Your instructions: Copy out verbatim the lines in the data below that begin with the line containing "- slider-tick: [80, 131, 82, 134]" and end with the line containing "- y-tick-label: 6000: [280, 387, 298, 396]", including both of those lines.

Begin Provided material

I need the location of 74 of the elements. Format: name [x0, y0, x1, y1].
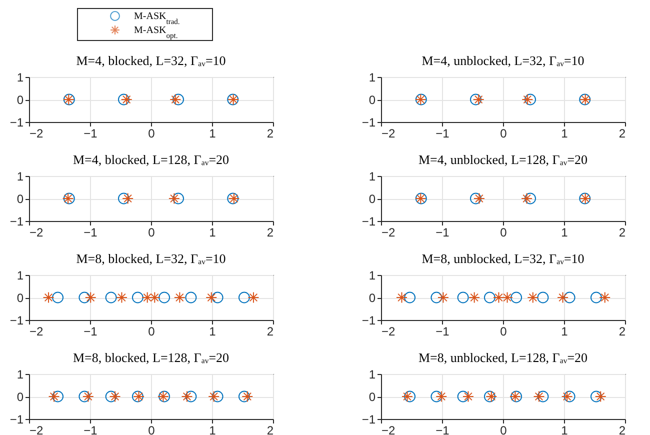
y-tick-label: 1 — [16, 368, 24, 382]
y-tick-label: 1 — [368, 170, 376, 184]
x-tick-label: −1 — [84, 226, 98, 240]
chart-title: M=8, blocked, L=32, Γₐᵥ=10 — [76, 251, 226, 266]
y-tick-label: 0 — [368, 291, 376, 305]
x-tick-label: 1 — [209, 324, 216, 338]
x-tick-label: 2 — [618, 126, 626, 140]
x-tick-label: 1 — [209, 424, 216, 435]
y-tick-label: 0 — [368, 93, 376, 107]
x-tick-label: −1 — [436, 126, 450, 140]
x-tick-label: −2 — [382, 424, 396, 435]
chart-title: M=8, unblocked, L=32, Γₐᵥ=10 — [422, 251, 584, 266]
x-tick-label: 0 — [500, 324, 508, 338]
chart-title: M=4, blocked, L=128, Γₐᵥ=20 — [72, 152, 230, 167]
x-tick-label: −2 — [382, 324, 396, 338]
y-tick-label: −1 — [362, 412, 376, 426]
x-tick-label: −1 — [436, 226, 450, 240]
y-tick-label: −1 — [362, 314, 376, 328]
y-tick-label: 0 — [368, 192, 376, 206]
x-tick-label: −1 — [436, 424, 450, 435]
x-tick-label: 2 — [618, 324, 626, 338]
y-tick-label: 0 — [16, 291, 24, 305]
y-tick-label: −1 — [10, 116, 24, 130]
y-tick-label: −1 — [362, 214, 376, 228]
x-tick-label: 0 — [500, 126, 508, 140]
y-tick-label: 1 — [16, 70, 24, 84]
x-tick-label: 2 — [266, 424, 274, 435]
x-tick-label: 0 — [148, 424, 156, 435]
x-tick-label: −1 — [84, 324, 98, 338]
y-tick-label: −1 — [10, 214, 24, 228]
x-tick-label: −2 — [382, 126, 396, 140]
y-tick-label: 1 — [16, 268, 24, 282]
x-tick-label: −1 — [84, 126, 98, 140]
y-tick-label: 0 — [16, 192, 24, 206]
chart-title: M=4, blocked, L=32, Γₐᵥ=10 — [76, 53, 226, 68]
x-tick-label: 2 — [266, 226, 274, 240]
legend-label: M-ASK$_{trad.}$ — [134, 11, 180, 26]
x-tick-label: 2 — [266, 324, 274, 338]
x-tick-label: 1 — [561, 324, 568, 338]
x-tick-label: 1 — [561, 126, 568, 140]
x-tick-label: 0 — [148, 126, 156, 140]
x-tick-label: −2 — [382, 226, 396, 240]
x-tick-label: 1 — [561, 424, 568, 435]
x-tick-label: 1 — [561, 226, 568, 240]
x-tick-label: −2 — [30, 324, 44, 338]
y-tick-label: −1 — [10, 412, 24, 426]
x-tick-label: 2 — [266, 126, 274, 140]
legend-label: M-ASK$_{opt.}$ — [134, 25, 178, 40]
y-tick-label: −1 — [10, 314, 24, 328]
y-tick-label: 1 — [16, 170, 24, 184]
y-tick-label: 1 — [368, 268, 376, 282]
chart-title: M=4, unblocked, L=128, Γₐᵥ=20 — [418, 152, 588, 167]
x-tick-label: 1 — [209, 226, 216, 240]
x-tick-label: 2 — [618, 424, 626, 435]
chart-title: M=8, blocked, L=128, Γₐᵥ=20 — [72, 350, 230, 365]
x-tick-label: 0 — [148, 324, 156, 338]
y-tick-label: 0 — [16, 93, 24, 107]
y-tick-label: 0 — [368, 390, 376, 404]
x-tick-label: 0 — [500, 424, 508, 435]
x-tick-label: −2 — [30, 424, 44, 435]
x-tick-label: −2 — [30, 126, 44, 140]
chart-title: M=4, unblocked, L=32, Γₐᵥ=10 — [422, 53, 584, 68]
y-tick-label: 0 — [16, 390, 24, 404]
y-tick-label: −1 — [362, 116, 376, 130]
x-tick-label: 2 — [618, 226, 626, 240]
chart-title: M=8, unblocked, L=128, Γₐᵥ=20 — [418, 350, 588, 365]
x-tick-label: −1 — [84, 424, 98, 435]
x-tick-label: 0 — [148, 226, 156, 240]
x-tick-label: 1 — [209, 126, 216, 140]
x-tick-label: −1 — [436, 324, 450, 338]
y-tick-label: 1 — [368, 368, 376, 382]
y-tick-label: 1 — [368, 70, 376, 84]
x-tick-label: 0 — [500, 226, 508, 240]
x-tick-label: −2 — [30, 226, 44, 240]
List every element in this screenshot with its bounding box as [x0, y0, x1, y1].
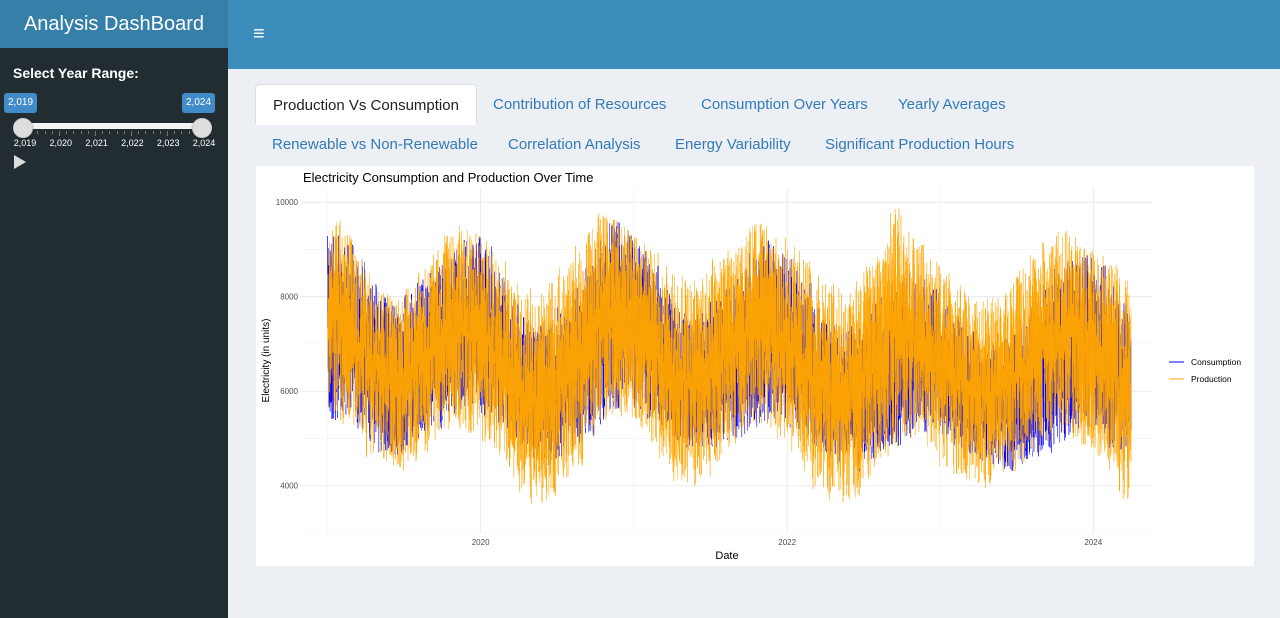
- slider-tick: [80, 131, 82, 134]
- slider-to-handle[interactable]: [192, 118, 212, 138]
- tab-contribution-of-resources[interactable]: Contribution of Resources: [493, 96, 667, 113]
- tab-production-vs-consumption[interactable]: Production Vs Consumption: [255, 84, 477, 125]
- slider-tick-label: 2,023: [156, 138, 180, 148]
- legend-label-consumption: Consumption: [1191, 357, 1241, 367]
- tab-yearly-averages[interactable]: Yearly Averages: [898, 96, 1006, 113]
- sidebar: Analysis DashBoard Select Year Range: 2,…: [0, 0, 228, 618]
- series-line-production: [327, 208, 1132, 505]
- slider-tick: [145, 131, 147, 134]
- play-icon[interactable]: [14, 155, 26, 169]
- y-tick-label: 10000: [276, 198, 299, 207]
- tab-energy-variability[interactable]: Energy Variability: [675, 136, 791, 153]
- slider-tick: [123, 131, 125, 134]
- slider-tick: [102, 131, 104, 134]
- legend-label-production: Production: [1191, 374, 1232, 384]
- slider-tick-label: 2,024: [192, 138, 216, 148]
- slider-tick: [109, 131, 111, 134]
- y-tick-label: 4000: [280, 482, 298, 491]
- top-header: ≡: [228, 0, 1280, 69]
- slider-tick: [188, 131, 190, 134]
- y-axis-label: Electricity (in units): [261, 319, 272, 403]
- slider-tick: [152, 131, 154, 134]
- slider-from-handle[interactable]: [13, 118, 33, 138]
- slider-tick-label: 2,022: [121, 138, 144, 148]
- y-tick-label: 6000: [280, 387, 298, 396]
- tab-correlation-analysis[interactable]: Correlation Analysis: [508, 136, 641, 153]
- slider-tick: [95, 131, 96, 136]
- slider-tick: [131, 131, 132, 136]
- tab-renewable-vs-non-renewable[interactable]: Renewable vs Non-Renewable: [272, 136, 478, 153]
- slider-min-value: 2,019: [4, 93, 38, 113]
- chart-title: Electricity Consumption and Production O…: [303, 170, 593, 185]
- consumption-production-chart: 4000 6000 8000 10000 2020 2022 2024 Electricity…: [261, 170, 1241, 562]
- y-tick-label: 8000: [280, 293, 298, 302]
- slider-tick: [37, 131, 39, 134]
- slider-tick: [167, 131, 168, 136]
- tab-significant-production-hours[interactable]: Significant Production Hours: [825, 136, 1015, 153]
- x-axis-label: Date: [715, 550, 738, 562]
- year-range-slider[interactable]: 2,019 2,024 2,019 2,020 2,021 2,022 2,023 2,0…: [0, 93, 228, 153]
- slider-tick: [44, 131, 46, 134]
- slider-tickmarks: [23, 131, 204, 137]
- app-title: Analysis DashBoard: [0, 0, 228, 48]
- slider-max-value: 2,024: [182, 93, 216, 113]
- plot-panel: 4000 6000 8000 10000 2020 2022 2024 Electricity…: [256, 166, 1254, 566]
- slider-tick: [174, 131, 176, 134]
- slider-tick-label: 2,019: [13, 138, 37, 148]
- year-range-label: Select Year Range:: [13, 65, 139, 81]
- slider-tick: [138, 131, 140, 134]
- slider-selected-range: [23, 123, 203, 129]
- x-tick-label: 2020: [472, 538, 490, 547]
- slider-tick: [87, 131, 89, 134]
- slider-tick: [59, 131, 60, 136]
- x-tick-label: 2024: [1084, 538, 1102, 547]
- slider-tick: [73, 131, 75, 134]
- hamburger-icon[interactable]: ≡: [253, 23, 265, 45]
- slider-tick: [116, 131, 118, 134]
- tab-consumption-over-years[interactable]: Consumption Over Years: [701, 96, 868, 113]
- slider-tick: [51, 131, 53, 134]
- slider-tick: [66, 131, 68, 134]
- x-tick-label: 2022: [778, 538, 796, 547]
- slider-tick: [159, 131, 161, 134]
- slider-tick-label: 2,021: [85, 138, 108, 148]
- slider-tick: [181, 131, 183, 134]
- slider-tick-label: 2,020: [49, 138, 73, 148]
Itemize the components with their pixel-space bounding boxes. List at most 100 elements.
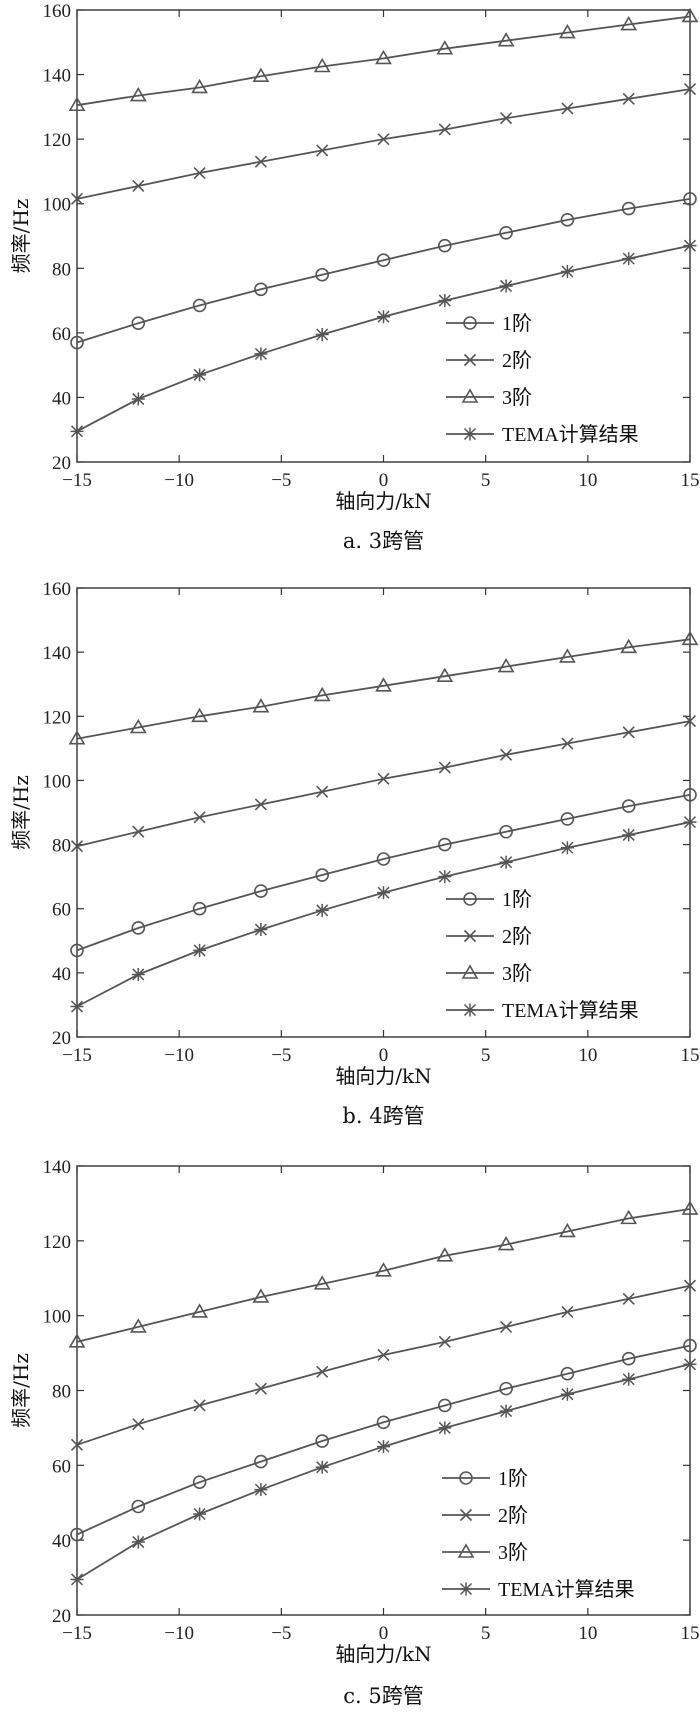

End Provided material

Task response:
- slider-tick: [80, 131, 82, 134]
- slider-to-handle[interactable]: [192, 118, 212, 138]
- tab-contribution-of-resources[interactable]: Contribution of Resources: [493, 96, 667, 113]
- tab-production-vs-consumption[interactable]: Production Vs Consumption: [255, 84, 477, 125]
- slider-tick-label: 2,023: [156, 138, 180, 148]
- legend-label-consumption: Consumption: [1191, 357, 1241, 367]
- tab-yearly-averages[interactable]: Yearly Averages: [898, 96, 1006, 113]
- sidebar: Analysis DashBoard Select Year Range: 2,…: [0, 0, 228, 618]
- series-line-production: [327, 208, 1132, 505]
- slider-tick: [145, 131, 147, 134]
- play-icon[interactable]: [14, 155, 26, 169]
- y-tick-label: 10000: [276, 198, 299, 207]
- tab-energy-variability[interactable]: Energy Variability: [675, 136, 791, 153]
- slider-tick: [123, 131, 125, 134]
- slider-tick: [102, 131, 104, 134]
- legend-label-production: Production: [1191, 374, 1232, 384]
- slider-tick-label: 2,024: [192, 138, 216, 148]
- slider-tick: [109, 131, 111, 134]
- y-tick-label: 4000: [280, 482, 298, 491]
- top-header: ≡: [228, 0, 1280, 69]
- slider-tick: [188, 131, 190, 134]
- y-axis-label: Electricity (in units): [261, 319, 272, 403]
- slider-tick: [152, 131, 154, 134]
- slider-from-handle[interactable]: [13, 118, 33, 138]
- slider-tick-label: 2,022: [121, 138, 144, 148]
- y-tick-label: 6000: [280, 387, 298, 396]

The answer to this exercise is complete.